Write out all of the entries exactly, please.

============

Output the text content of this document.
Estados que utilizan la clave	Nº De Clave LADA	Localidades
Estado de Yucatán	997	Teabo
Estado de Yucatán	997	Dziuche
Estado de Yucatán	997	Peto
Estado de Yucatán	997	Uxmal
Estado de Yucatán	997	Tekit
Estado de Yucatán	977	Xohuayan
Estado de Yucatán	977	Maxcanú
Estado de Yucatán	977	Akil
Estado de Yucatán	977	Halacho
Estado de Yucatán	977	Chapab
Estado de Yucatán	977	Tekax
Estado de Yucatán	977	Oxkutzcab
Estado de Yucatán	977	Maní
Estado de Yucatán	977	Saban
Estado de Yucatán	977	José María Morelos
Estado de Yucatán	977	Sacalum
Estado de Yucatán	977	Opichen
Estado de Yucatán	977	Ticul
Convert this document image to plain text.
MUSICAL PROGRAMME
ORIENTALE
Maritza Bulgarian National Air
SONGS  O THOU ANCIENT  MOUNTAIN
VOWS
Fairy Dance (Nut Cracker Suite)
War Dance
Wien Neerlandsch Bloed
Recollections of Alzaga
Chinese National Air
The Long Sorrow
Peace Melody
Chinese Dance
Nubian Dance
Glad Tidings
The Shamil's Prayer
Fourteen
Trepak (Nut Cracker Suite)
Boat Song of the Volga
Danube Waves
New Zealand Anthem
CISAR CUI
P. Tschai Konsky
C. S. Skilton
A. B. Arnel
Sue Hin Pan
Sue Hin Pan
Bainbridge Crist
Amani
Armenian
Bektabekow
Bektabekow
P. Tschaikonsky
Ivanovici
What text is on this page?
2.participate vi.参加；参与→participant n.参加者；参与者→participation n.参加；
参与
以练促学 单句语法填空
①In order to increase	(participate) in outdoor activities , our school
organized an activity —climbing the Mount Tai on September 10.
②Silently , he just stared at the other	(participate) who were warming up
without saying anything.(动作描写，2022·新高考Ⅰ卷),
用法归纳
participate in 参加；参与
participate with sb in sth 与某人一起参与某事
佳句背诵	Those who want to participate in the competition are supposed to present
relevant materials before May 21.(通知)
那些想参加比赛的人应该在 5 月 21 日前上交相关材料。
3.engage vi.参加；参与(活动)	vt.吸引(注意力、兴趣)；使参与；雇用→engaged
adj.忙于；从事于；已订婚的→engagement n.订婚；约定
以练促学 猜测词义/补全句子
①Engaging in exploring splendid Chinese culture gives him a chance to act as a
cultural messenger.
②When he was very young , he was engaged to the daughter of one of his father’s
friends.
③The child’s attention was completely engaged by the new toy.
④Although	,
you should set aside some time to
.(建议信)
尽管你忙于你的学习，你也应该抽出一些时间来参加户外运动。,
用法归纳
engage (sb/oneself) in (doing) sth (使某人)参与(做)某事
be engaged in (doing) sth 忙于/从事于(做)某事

============

» **CORRECT OUTPUT**
Output the text content of this document.
Estados que utilizan la clave	Nº De Clave LADA	Localidades
Estado de Yucatán	997	Teabo
Estado de Yucatán	997	Dziuche
Estado de Yucatán	997	Peto
Estado de Yucatán	997	Uxmal
Estado de Yucatán	997	Tekit
Estado de Yucatán	977	Xohuayan
Estado de Yucatán	977	Maxcanú
Estado de Yucatán	977	Akil
Estado de Yucatán	977	Halacho
Estado de Yucatán	977	Chapab
Estado de Yucatán	977	Tekax
Estado de Yucatán	977	Oxkutzcab
Estado de Yucatán	977	Maní
Estado de Yucatán	977	Saban
Estado de Yucatán	977	José María Morelos
Estado de Yucatán	977	Sacalum
Estado de Yucatán	977	Opichen
Estado de Yucatán	977	Ticul
Convert this document image to plain text.
MUSICAL PROGRAMME
ORIENTALE
Maritza Bulgarian National Air
SONGS  O THOU ANCIENT  MOUNTAIN
VOWS
Fairy Dance (Nut Cracker Suite)
War Dance
Wien Neerlandsch Bloed
Recollections of Alzaga
Chinese National Air
The Long Sorrow
Peace Melody
Chinese Dance
Nubian Dance
Glad Tidings
The Shamil's Prayer
Fourteen
Trepak (Nut Cracker Suite)
Boat Song of the Volga
Danube Waves
New Zealand Anthem
CISAR CUI
P. Tschai Konsky
C. S. Skilton
A. B. Arnel
Sue Hin Pan
Sue Hin Pan
Bainbridge Crist
Amani
Armenian
Bektabekow
Bektabekow
P. Tschaikonsky
Ivanovici
What text is on this page?
2.participate vi.参加；参与→participant n.参加者；参与者→participation n.参加；
参与
以练促学 单句语法填空
①In order to increase	(participate) in outdoor activities , our school
organized an activity —climbing the Mount Tai on September 10.
②Silently , he just stared at the other	(participate) who were warming up
without saying anything.(动作描写，2022·新高考Ⅰ卷),
用法归纳
participate in 参加；参与
participate with sb in sth 与某人一起参与某事
佳句背诵	Those who want to participate in the competition are supposed to present
relevant materials before May 21.(通知)
那些想参加比赛的人应该在 5 月 21 日前上交相关材料。
3.engage vi.参加；参与(活动)	vt.吸引(注意力、兴趣)；使参与；雇用→engaged
adj.忙于；从事于；已订婚的→engagement n.订婚；约定
以练促学 猜测词义/补全句子
①Engaging in exploring splendid Chinese culture gives him a chance to act as a
cultural messenger.
②When he was very young , he was engaged to the daughter of one of his father’s
friends.
③The child’s attention was completely engaged by the new toy.
④Although	,
you should set aside some time to
.(建议信)
尽管你忙于你的学习，你也应该抽出一些时间来参加户外运动。,
用法归纳
engage (sb/oneself) in (doing) sth (使某人)参与(做)某事
be engaged in (doing) sth 忙于/从事于(做)某事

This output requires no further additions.